*Dataset records:*
============
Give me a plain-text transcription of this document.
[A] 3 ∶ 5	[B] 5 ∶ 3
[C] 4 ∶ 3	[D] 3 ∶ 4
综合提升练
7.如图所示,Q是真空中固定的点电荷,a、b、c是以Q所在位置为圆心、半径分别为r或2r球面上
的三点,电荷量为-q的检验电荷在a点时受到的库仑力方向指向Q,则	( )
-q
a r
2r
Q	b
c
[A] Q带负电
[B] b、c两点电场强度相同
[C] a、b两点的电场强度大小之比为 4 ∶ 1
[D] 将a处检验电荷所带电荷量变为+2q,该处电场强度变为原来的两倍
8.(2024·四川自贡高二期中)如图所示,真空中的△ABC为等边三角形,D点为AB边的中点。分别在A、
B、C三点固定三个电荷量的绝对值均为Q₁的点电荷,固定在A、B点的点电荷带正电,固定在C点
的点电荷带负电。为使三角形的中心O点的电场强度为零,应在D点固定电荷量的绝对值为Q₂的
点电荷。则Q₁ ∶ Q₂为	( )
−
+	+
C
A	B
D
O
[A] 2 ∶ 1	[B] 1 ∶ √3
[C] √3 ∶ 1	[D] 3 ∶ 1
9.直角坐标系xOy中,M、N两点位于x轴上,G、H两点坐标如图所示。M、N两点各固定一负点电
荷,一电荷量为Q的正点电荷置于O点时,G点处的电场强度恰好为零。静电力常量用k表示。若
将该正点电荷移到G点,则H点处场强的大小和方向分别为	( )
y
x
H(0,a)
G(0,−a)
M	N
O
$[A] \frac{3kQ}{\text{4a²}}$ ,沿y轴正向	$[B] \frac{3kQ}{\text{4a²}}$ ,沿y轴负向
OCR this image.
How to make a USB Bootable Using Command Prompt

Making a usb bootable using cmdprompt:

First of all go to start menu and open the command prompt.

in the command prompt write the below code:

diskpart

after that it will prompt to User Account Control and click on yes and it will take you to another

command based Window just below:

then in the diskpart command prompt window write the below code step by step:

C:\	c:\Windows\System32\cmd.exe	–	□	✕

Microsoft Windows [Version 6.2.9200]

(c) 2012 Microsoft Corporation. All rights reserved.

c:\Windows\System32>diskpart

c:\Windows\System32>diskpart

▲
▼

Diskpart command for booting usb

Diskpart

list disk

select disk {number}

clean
============
Copy out each line above, character for character.

*Task response:*
Give me a plain-text transcription of this document.
[A] 3 ∶ 5	[B] 5 ∶ 3
[C] 4 ∶ 3	[D] 3 ∶ 4
综合提升练
7.如图所示,Q是真空中固定的点电荷,a、b、c是以Q所在位置为圆心、半径分别为r或2r球面上
的三点,电荷量为-q的检验电荷在a点时受到的库仑力方向指向Q,则	( )
-q
a r
2r
Q	b
c
[A] Q带负电
[B] b、c两点电场强度相同
[C] a、b两点的电场强度大小之比为 4 ∶ 1
[D] 将a处检验电荷所带电荷量变为+2q,该处电场强度变为原来的两倍
8.(2024·四川自贡高二期中)如图所示,真空中的△ABC为等边三角形,D点为AB边的中点。分别在A、
B、C三点固定三个电荷量的绝对值均为Q₁的点电荷,固定在A、B点的点电荷带正电,固定在C点
的点电荷带负电。为使三角形的中心O点的电场强度为零,应在D点固定电荷量的绝对值为Q₂的
点电荷。则Q₁ ∶ Q₂为	( )
−
+	+
C
A	B
D
O
[A] 2 ∶ 1	[B] 1 ∶ √3
[C] √3 ∶ 1	[D] 3 ∶ 1
9.直角坐标系xOy中,M、N两点位于x轴上,G、H两点坐标如图所示。M、N两点各固定一负点电
荷,一电荷量为Q的正点电荷置于O点时,G点处的电场强度恰好为零。静电力常量用k表示。若
将该正点电荷移到G点,则H点处场强的大小和方向分别为	( )
y
x
H(0,a)
G(0,−a)
M	N
O
$[A] \frac{3kQ}{\text{4a²}}$ ,沿y轴正向	$[B] \frac{3kQ}{\text{4a²}}$ ,沿y轴负向
OCR this image.
How to make a USB Bootable Using Command Prompt

Making a usb bootable using cmdprompt:

First of all go to start menu and open the command prompt.

in the command prompt write the below code:

diskpart

after that it will prompt to User Account Control and click on yes and it will take you to another

command based Window just below:

then in the diskpart command prompt window write the below code step by step:

C:\	c:\Windows\System32\cmd.exe	–	□	✕

Microsoft Windows [Version 6.2.9200]

(c) 2012 Microsoft Corporation. All rights reserved.

c:\Windows\System32>diskpart

c:\Windows\System32>diskpart

▲
▼

Diskpart command for booting usb

Diskpart

list disk

select disk {number}

clean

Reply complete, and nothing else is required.